## Information given:
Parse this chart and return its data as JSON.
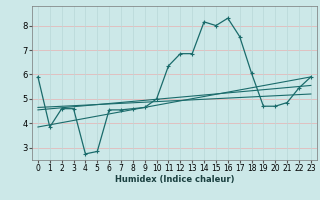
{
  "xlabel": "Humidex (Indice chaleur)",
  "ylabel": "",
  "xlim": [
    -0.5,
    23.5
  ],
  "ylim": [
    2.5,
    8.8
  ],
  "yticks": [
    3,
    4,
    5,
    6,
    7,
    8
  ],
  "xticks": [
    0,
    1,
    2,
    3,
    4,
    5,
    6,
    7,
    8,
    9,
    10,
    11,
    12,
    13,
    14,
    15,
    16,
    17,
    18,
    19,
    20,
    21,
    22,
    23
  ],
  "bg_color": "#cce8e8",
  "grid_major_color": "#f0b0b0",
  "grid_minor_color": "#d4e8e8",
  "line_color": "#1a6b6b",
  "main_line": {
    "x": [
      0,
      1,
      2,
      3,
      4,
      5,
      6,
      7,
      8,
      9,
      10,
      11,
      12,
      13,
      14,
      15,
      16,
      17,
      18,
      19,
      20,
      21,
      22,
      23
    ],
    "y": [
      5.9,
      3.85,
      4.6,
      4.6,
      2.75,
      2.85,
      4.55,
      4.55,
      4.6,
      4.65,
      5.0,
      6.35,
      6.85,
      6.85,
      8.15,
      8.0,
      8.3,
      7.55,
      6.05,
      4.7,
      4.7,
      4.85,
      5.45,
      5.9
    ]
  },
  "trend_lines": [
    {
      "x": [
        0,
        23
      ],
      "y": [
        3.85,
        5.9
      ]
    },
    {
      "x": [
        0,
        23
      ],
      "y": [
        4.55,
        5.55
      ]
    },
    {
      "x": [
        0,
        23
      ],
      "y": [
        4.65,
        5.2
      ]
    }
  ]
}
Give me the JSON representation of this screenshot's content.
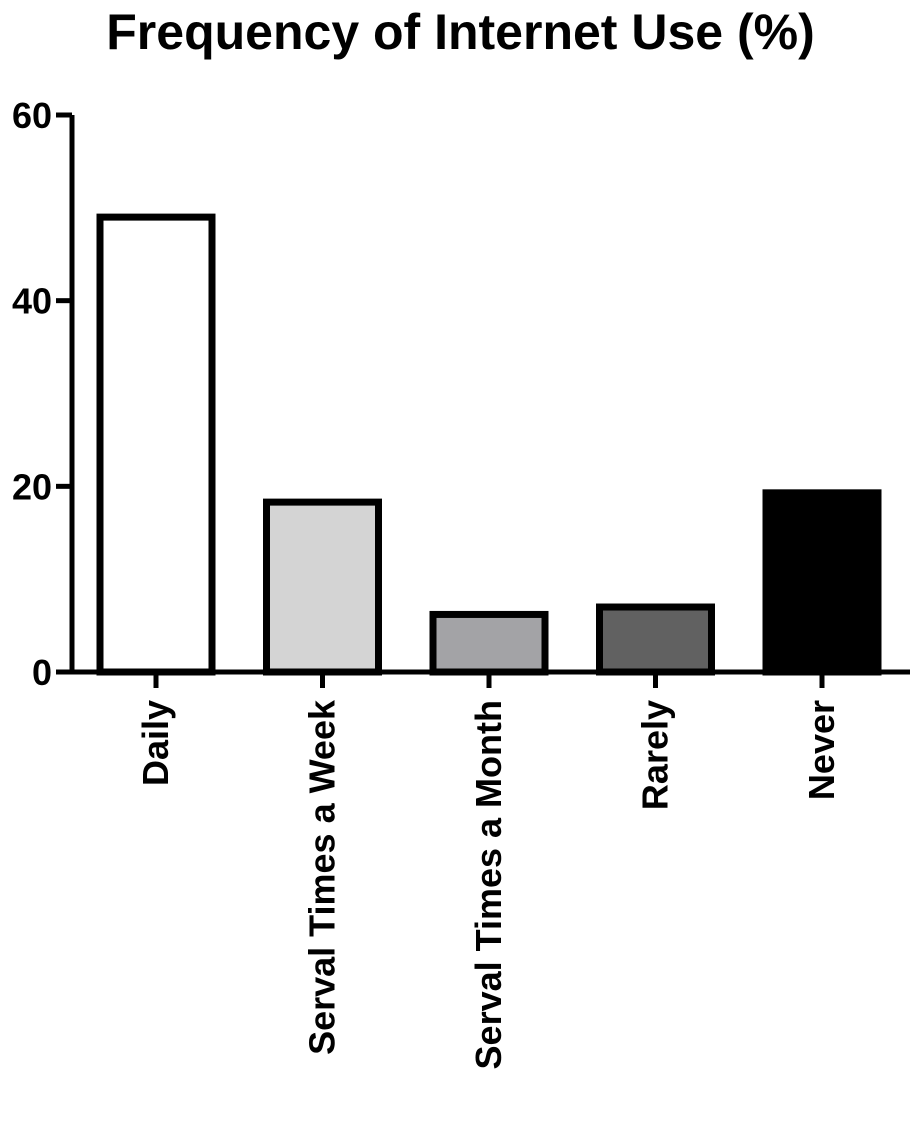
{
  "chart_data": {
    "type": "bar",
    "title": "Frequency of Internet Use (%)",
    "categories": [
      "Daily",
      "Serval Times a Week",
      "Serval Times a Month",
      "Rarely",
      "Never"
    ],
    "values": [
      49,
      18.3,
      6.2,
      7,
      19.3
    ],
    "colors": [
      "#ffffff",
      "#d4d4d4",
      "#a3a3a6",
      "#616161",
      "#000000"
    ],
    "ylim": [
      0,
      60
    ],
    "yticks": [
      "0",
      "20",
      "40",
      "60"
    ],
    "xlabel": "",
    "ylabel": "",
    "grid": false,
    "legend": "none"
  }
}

## What is asked:
Except for the pictures, copy every line of the records above exactly.

## Solution to the problem:
Parse this chart and return its data as JSON.
{
  "xlabel": "Humidex (Indice chaleur)",
  "ylabel": "",
  "xlim": [
    -0.5,
    23.5
  ],
  "ylim": [
    2.5,
    8.8
  ],
  "yticks": [
    3,
    4,
    5,
    6,
    7,
    8
  ],
  "xticks": [
    0,
    1,
    2,
    3,
    4,
    5,
    6,
    7,
    8,
    9,
    10,
    11,
    12,
    13,
    14,
    15,
    16,
    17,
    18,
    19,
    20,
    21,
    22,
    23
  ],
  "bg_color": "#cce8e8",
  "grid_major_color": "#f0b0b0",
  "grid_minor_color": "#d4e8e8",
  "line_color": "#1a6b6b",
  "main_line": {
    "x": [
      0,
      1,
      2,
      3,
      4,
      5,
      6,
      7,
      8,
      9,
      10,
      11,
      12,
      13,
      14,
      15,
      16,
      17,
      18,
      19,
      20,
      21,
      22,
      23
    ],
    "y": [
      5.9,
      3.85,
      4.6,
      4.6,
      2.75,
      2.85,
      4.55,
      4.55,
      4.6,
      4.65,
      5.0,
      6.35,
      6.85,
      6.85,
      8.15,
      8.0,
      8.3,
      7.55,
      6.05,
      4.7,
      4.7,
      4.85,
      5.45,
      5.9
    ]
  },
  "trend_lines": [
    {
      "x": [
        0,
        23
      ],
      "y": [
        3.85,
        5.9
      ]
    },
    {
      "x": [
        0,
        23
      ],
      "y": [
        4.55,
        5.55
      ]
    },
    {
      "x": [
        0,
        23
      ],
      "y": [
        4.65,
        5.2
      ]
    }
  ]
}
Give me the JSON representation of this screenshot's content.
{
  "chart_data": {
    "type": "bar",
    "title": "Frequency of Internet Use (%)",
    "categories": [
      "Daily",
      "Serval Times a Week",
      "Serval Times a Month",
      "Rarely",
      "Never"
    ],
    "values": [
      49,
      18.3,
      6.2,
      7,
      19.3
    ],
    "colors": [
      "#ffffff",
      "#d4d4d4",
      "#a3a3a6",
      "#616161",
      "#000000"
    ],
    "ylim": [
      0,
      60
    ],
    "yticks": [
      "0",
      "20",
      "40",
      "60"
    ],
    "xlabel": "",
    "ylabel": "",
    "grid": false,
    "legend": "none"
  }
}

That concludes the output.